*Records for the task:*
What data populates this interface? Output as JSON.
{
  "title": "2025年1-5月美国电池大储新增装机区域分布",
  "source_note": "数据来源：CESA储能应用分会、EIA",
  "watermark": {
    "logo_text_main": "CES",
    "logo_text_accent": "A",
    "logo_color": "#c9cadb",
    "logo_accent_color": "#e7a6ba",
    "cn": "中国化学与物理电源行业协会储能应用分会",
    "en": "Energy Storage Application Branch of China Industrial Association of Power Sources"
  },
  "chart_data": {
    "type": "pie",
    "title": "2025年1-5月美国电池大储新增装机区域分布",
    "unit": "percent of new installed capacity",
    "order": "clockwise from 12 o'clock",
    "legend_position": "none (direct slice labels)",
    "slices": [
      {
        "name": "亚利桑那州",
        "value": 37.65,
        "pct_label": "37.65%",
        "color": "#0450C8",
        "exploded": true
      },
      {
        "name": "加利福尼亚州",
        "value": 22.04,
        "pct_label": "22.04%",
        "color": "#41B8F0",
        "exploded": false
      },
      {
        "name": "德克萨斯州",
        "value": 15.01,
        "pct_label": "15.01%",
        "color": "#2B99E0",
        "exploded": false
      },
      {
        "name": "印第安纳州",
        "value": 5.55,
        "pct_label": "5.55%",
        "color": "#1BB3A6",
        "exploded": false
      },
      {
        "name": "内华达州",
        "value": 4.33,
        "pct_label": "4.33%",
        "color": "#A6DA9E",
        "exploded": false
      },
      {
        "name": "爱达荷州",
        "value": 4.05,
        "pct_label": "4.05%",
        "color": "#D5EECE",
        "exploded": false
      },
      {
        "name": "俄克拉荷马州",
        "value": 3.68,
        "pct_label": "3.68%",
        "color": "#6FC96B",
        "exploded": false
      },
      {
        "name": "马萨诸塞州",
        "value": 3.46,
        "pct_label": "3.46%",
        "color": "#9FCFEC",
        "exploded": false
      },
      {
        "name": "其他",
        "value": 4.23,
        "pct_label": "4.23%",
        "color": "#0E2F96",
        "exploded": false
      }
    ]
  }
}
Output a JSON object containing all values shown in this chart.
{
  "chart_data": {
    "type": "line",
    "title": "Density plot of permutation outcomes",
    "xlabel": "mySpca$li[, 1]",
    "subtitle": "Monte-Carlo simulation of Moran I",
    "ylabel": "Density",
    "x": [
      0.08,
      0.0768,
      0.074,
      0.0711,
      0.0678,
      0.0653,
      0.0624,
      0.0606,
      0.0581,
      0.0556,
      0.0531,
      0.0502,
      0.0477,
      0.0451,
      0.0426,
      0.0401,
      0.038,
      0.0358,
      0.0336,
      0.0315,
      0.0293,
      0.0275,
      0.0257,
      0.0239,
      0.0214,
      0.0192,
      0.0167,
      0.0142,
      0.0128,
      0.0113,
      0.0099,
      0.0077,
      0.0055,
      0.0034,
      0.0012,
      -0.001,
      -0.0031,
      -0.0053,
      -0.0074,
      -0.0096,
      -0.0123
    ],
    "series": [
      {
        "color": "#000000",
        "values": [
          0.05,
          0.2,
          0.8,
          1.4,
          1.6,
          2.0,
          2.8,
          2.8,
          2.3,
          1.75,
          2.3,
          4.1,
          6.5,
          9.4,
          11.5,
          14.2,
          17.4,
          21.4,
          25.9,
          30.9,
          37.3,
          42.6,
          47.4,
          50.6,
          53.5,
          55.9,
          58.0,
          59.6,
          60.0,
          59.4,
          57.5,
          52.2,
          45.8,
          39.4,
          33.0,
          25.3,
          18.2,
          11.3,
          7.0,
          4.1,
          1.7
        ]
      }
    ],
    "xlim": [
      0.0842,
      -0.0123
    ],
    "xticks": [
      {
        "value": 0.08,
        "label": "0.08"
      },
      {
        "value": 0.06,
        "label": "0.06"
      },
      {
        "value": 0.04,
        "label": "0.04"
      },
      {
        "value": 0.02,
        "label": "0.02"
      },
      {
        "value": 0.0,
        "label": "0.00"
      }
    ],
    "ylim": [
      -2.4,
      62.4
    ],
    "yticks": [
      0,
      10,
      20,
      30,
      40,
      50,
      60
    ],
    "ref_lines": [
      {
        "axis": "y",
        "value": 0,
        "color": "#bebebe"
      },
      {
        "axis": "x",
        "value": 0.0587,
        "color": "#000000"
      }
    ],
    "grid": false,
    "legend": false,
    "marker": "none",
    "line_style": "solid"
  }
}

*Problem to solve:*
Where a line holds "name", copy it out.

*Reply to the exercise:*
        "name": "亚利桑那州",
        "name": "加利福尼亚州",
        "name": "德克萨斯州",
        "name": "印第安纳州",
        "name": "内华达州",
        "name": "爱达荷州",
        "name": "俄克拉荷马州",
        "name": "马萨诸塞州",
        "name": "其他",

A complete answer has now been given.